**Section du texte:**
----

En Bref
Création de l'opéra
La création
Prince Igor (Knyaz Igor) est un opéra russe en un prologue et quatre actes d'Alexandre Borodine (1833-1887) composé entre 1869 et 1887. Laissée inachevée à la mort soudaine du compositeur, cette immense œuvre d'une durée approximative de trois heures et trente minutes a été terminée par Alexandre Glazounov (1865-1936) et Nikolaï Rimski-Korsakov (1844-1908). La création de cet opéra dans sa version définitive et complétée a eu lieu le 4 novembre 1890 au Théâtre Mariinsky de Saint-Pétersbourg. Malgré les reproches liés au statisme de son action, l'œuvre reçut un accueil plutôt encourageant. En 1898, cet opéra est monté à Moscou par La Société de l'Opéra russe à Moscou puis au Théâtre du Bolshoï. Mais il faudra attendre la production de Diaghilev à Paris en 1909 pour que cette œuvre connaisse un triomphe retentissant et que les critiques saluent le génie de Borodine.
Malgré ce succès bien mérité, cet opéra n'a jamais vraiment réussi à s'exporter hors des scènes lyriques russes, probablement à cause de l'inaccessibilité de la langue russe, mais aussi du manque d'unité de son action dramatique entre autre dû à l'écriture morcelée du livret (Borodine écrivait le livret en même temps que la musique).
Une composition singulière
Contrairement à la majorité des compositeurs russes de cette époque, Borodine était un musicien amateur qui s'adonnait à la composition durant ses temps libres. Ce statut, qui n'enlève rien à la qualité de sa production, explique notamment l'étalement sur dix-huit années de la composition de Prince Igor.

----

**Travail à effectuer:**
1. D'après le texte sur Prince Igor, à quelle date et dans quel théâtre la version définitive de l'opéra a-t-elle été créée ?
2. Citez, dans le texte sur Prince Igor, le passage qui s'ouvre sur les mots contenant « Une composition singulière » et se clôt sur « de Prince Igor. ».
3. Indiquez si chacune des affirmations suivantes concorde avec le texte sur Prince Igor, en répondant par oui ou par non et en citant les mots du texte qui le justifient : (a) l'opéra a été achevé par Glazounov et Rimski-Korsakov ; (b) Borodine exerçait la composition à titre professionnel ; (c) la production de Diaghilev a été montée à Moscou en 1898.
Le listing qui figure ci-après n'a aucun rapport avec le texte sur Prince Igor.

**Section des données:**
----

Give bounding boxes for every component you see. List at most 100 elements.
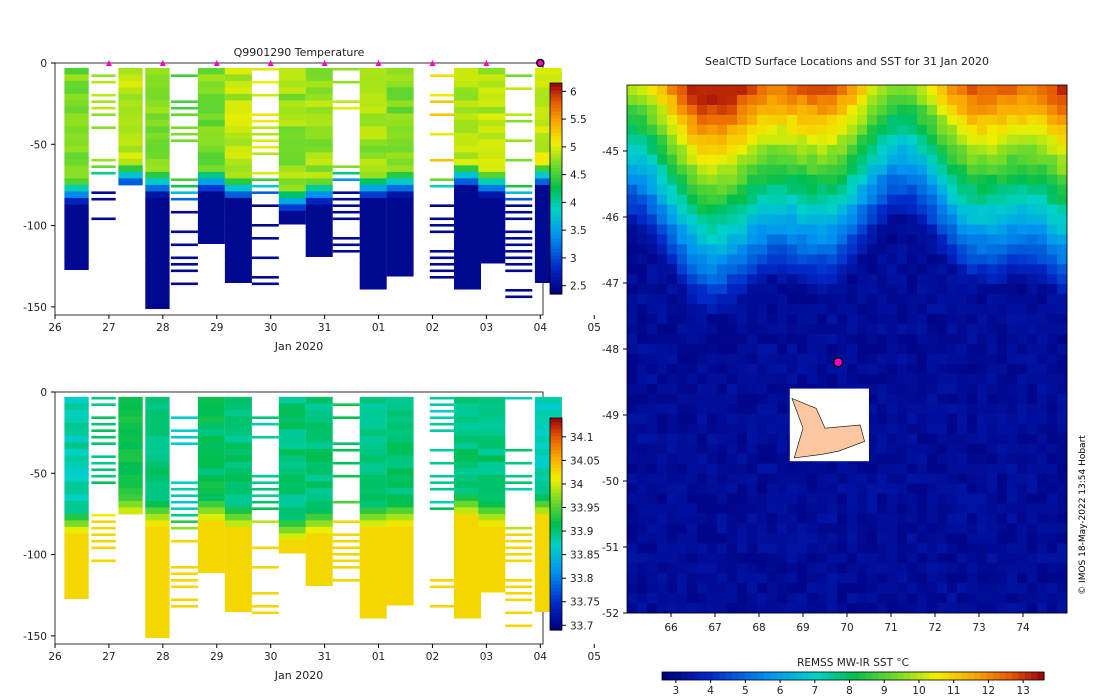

----

**Liste des solutions:**
1. Le 4 novembre 1890, au Théâtre Mariinsky de Saint-Pétersbourg.

2.
Une composition singulière
Contrairement à la majorité des compositeurs russes de cette époque, Borodine était un musicien amateur qui s'adonnait à la composition durant ses temps libres. Ce statut, qui n'enlève rien à la qualité de sa production, explique notamment l'étalement sur dix-huit années de la composition de Prince Igor.

3.
(a) Oui : « a été terminée par Alexandre Glazounov (1865-1936) et Nikolaï Rimski-Korsakov (1844-1908) ».
(b) Non : « Borodine était un musicien amateur qui s'adonnait à la composition durant ses temps libres ».
(c) Non : « la production de Diaghilev à Paris en 1909 ».